Copy the lines from the first one through the line containing "filter-smart-icon[interactable] [814,197,830,213]", swapping "airbrush-icon" for "spray-icon" and changing nothing else.

--- DATA FOR PROCESSING ---

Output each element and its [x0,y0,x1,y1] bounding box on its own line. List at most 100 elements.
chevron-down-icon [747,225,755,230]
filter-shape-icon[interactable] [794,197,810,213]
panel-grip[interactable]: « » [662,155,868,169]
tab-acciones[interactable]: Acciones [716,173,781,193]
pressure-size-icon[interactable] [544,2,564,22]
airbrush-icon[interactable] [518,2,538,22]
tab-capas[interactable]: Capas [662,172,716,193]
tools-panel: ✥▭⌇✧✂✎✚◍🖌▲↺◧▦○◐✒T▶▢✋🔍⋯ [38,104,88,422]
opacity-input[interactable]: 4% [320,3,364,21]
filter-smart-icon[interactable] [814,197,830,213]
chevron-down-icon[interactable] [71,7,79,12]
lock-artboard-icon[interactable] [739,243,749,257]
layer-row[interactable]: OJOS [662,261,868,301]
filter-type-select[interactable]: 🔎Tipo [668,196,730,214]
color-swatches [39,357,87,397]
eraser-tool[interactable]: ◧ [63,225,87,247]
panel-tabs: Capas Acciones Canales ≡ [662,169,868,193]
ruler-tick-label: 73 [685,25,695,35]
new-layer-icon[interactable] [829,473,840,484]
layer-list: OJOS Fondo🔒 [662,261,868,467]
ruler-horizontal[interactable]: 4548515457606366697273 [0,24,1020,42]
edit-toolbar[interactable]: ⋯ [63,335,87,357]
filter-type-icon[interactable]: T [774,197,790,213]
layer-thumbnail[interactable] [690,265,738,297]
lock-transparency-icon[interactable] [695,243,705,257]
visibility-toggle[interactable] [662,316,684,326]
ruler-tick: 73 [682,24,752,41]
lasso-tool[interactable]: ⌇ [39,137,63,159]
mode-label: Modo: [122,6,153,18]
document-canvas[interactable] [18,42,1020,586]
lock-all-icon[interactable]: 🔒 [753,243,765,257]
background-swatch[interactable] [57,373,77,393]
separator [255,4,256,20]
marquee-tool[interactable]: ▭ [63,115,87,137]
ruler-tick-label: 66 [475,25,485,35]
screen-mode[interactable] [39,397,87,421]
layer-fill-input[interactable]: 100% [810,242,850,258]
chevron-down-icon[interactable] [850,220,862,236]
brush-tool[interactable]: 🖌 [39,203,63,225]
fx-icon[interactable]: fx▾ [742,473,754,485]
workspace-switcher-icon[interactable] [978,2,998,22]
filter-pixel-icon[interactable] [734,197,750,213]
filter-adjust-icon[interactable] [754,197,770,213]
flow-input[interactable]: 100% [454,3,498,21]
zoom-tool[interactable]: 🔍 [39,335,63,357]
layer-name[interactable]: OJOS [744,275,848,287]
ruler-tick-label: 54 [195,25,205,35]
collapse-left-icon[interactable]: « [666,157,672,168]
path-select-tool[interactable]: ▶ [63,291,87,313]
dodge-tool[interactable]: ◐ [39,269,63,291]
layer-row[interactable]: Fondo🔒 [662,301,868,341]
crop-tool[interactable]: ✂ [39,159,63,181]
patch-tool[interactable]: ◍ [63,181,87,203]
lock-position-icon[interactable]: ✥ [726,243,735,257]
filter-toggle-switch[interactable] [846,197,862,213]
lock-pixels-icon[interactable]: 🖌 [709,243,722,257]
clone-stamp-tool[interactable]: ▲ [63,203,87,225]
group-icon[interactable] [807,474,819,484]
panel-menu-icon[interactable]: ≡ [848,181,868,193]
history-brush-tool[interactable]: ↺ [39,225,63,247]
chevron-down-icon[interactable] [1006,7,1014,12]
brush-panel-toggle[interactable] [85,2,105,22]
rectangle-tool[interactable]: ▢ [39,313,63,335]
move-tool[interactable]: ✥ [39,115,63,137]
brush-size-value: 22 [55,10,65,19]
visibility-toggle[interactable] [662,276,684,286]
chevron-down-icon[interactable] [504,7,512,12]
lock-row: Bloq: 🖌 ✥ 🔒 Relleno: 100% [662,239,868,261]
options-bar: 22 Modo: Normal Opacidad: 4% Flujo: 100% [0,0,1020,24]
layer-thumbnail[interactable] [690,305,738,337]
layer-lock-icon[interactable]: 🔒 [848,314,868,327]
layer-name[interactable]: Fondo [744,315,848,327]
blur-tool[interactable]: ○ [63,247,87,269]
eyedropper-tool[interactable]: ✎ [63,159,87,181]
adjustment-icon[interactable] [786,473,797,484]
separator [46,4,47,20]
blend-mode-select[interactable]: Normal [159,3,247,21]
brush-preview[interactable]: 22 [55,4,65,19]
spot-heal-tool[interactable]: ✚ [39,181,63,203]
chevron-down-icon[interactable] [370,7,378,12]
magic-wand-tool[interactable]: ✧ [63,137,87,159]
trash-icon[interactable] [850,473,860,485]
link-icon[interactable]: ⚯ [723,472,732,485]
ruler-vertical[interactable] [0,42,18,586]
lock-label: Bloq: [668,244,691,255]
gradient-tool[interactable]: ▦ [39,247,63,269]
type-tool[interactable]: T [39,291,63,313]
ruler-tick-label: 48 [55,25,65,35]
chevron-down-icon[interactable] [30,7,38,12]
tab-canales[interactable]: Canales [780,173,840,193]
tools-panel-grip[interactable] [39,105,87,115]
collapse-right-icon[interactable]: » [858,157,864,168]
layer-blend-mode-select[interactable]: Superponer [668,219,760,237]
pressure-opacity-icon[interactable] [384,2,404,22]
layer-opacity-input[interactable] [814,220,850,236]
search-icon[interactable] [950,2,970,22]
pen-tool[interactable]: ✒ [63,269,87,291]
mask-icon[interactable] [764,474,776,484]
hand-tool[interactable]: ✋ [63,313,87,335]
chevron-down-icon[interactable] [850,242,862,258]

---

* **TASK OUTPUT**
Output each element and its [x0,y0,x1,y1] bounding box on its own line. List at most 100 elements.
chevron-down-icon [747,225,755,230]
filter-shape-icon[interactable] [794,197,810,213]
panel-grip[interactable]: « » [662,155,868,169]
tab-acciones[interactable]: Acciones [716,173,781,193]
pressure-size-icon[interactable] [544,2,564,22]
spray-icon[interactable] [518,2,538,22]
tab-capas[interactable]: Capas [662,172,716,193]
tools-panel: ✥▭⌇✧✂✎✚◍🖌▲↺◧▦○◐✒T▶▢✋🔍⋯ [38,104,88,422]
opacity-input[interactable]: 4% [320,3,364,21]
filter-smart-icon[interactable] [814,197,830,213]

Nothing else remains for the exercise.